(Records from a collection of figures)
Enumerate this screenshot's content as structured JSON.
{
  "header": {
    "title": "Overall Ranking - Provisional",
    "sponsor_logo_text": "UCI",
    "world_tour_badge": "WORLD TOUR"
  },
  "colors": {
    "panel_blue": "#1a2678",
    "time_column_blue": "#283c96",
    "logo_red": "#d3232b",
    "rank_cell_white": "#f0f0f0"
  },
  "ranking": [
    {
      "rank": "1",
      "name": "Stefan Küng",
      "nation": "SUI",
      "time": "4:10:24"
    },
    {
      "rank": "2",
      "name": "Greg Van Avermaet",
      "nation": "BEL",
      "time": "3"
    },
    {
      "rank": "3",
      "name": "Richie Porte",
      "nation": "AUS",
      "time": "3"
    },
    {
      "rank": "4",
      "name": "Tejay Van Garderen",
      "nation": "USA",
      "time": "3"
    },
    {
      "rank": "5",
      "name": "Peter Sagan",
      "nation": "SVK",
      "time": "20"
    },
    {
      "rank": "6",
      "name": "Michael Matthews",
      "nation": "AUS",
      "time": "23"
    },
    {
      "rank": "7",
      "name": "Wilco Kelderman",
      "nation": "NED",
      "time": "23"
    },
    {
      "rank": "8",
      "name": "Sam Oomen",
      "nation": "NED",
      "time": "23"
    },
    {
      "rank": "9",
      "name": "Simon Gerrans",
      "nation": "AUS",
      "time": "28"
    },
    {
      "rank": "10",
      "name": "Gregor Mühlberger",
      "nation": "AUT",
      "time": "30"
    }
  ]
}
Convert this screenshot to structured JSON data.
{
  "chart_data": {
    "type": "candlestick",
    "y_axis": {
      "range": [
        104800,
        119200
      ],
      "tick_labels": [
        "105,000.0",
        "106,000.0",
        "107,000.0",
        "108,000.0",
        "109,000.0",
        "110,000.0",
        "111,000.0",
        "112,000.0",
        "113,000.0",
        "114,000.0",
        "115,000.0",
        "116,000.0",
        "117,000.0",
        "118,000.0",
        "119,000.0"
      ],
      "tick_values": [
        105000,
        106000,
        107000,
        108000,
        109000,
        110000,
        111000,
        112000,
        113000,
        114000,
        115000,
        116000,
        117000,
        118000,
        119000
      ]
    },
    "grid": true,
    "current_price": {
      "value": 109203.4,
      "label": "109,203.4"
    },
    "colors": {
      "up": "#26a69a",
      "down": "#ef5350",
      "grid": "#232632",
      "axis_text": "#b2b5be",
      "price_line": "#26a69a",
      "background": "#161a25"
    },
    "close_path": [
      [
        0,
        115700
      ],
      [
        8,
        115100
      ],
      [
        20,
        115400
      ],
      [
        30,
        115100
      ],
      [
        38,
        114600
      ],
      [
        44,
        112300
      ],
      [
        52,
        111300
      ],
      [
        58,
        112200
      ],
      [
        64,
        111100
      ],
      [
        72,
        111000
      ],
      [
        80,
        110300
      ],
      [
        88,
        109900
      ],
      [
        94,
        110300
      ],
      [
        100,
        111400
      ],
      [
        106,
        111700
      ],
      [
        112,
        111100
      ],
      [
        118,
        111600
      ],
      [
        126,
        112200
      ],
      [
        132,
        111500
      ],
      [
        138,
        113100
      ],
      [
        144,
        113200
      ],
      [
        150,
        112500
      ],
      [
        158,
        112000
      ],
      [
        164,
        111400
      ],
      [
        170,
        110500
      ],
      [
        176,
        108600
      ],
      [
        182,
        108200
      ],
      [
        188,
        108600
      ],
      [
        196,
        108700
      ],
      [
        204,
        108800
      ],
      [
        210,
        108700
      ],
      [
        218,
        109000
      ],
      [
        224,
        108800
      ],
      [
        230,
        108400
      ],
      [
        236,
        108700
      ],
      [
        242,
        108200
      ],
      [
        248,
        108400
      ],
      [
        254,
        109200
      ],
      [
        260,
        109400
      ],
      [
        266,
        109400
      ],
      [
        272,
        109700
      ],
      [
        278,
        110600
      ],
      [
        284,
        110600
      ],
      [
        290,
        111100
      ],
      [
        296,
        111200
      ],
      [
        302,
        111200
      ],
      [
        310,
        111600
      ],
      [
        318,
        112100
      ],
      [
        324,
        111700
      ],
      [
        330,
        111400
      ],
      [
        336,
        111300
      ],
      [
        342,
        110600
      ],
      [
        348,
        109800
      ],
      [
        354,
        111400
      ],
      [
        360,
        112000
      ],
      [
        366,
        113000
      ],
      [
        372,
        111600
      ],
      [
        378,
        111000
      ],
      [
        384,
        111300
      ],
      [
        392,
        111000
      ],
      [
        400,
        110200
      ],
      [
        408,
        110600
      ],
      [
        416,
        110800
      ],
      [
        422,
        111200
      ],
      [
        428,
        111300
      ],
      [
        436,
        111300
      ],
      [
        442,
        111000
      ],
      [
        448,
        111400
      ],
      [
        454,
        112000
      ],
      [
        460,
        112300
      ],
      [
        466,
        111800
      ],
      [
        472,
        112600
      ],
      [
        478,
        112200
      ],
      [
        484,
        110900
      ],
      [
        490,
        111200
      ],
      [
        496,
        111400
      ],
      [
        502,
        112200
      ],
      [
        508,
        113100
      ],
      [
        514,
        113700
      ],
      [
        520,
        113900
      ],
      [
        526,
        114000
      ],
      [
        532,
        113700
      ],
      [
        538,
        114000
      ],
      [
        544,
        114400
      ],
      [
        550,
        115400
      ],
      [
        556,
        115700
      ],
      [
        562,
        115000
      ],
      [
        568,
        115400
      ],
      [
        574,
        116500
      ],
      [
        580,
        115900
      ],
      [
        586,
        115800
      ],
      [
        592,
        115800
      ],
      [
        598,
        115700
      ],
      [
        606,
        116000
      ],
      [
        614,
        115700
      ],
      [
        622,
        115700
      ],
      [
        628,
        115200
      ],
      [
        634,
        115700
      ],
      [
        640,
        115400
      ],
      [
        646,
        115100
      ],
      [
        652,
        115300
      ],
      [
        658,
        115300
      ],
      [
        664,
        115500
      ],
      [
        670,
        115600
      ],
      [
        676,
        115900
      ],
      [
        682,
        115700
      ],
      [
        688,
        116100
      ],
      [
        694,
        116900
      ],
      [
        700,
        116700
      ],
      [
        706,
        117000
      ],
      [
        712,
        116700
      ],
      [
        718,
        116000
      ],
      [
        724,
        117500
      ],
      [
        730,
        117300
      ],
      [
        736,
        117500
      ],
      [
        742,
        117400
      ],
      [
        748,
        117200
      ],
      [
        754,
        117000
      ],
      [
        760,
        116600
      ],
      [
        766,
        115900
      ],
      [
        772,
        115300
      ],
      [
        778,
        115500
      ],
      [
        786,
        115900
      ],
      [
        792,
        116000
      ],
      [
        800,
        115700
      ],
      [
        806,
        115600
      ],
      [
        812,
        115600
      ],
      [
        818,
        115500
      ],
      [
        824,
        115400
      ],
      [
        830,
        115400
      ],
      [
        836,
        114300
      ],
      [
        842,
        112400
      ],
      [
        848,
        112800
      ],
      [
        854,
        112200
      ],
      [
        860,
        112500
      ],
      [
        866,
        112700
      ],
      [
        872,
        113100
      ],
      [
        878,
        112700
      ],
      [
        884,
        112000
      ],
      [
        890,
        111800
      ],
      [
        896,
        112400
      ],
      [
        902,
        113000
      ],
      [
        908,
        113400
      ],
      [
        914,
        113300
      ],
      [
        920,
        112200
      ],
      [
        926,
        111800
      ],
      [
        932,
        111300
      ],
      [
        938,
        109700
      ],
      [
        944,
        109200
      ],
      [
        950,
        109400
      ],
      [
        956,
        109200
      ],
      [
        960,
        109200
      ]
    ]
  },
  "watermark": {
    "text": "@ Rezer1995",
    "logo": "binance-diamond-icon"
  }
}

• [Aim of the task]: Find all lines holding the string "name" and copy them.

• [Solution for this problem]:
      "name": "Stefan Küng",
      "name": "Greg Van Avermaet",
      "name": "Richie Porte",
      "name": "Tejay Van Garderen",
      "name": "Peter Sagan",
      "name": "Michael Matthews",
      "name": "Wilco Kelderman",
      "name": "Sam Oomen",
      "name": "Simon Gerrans",
      "name": "Gregor Mühlberger",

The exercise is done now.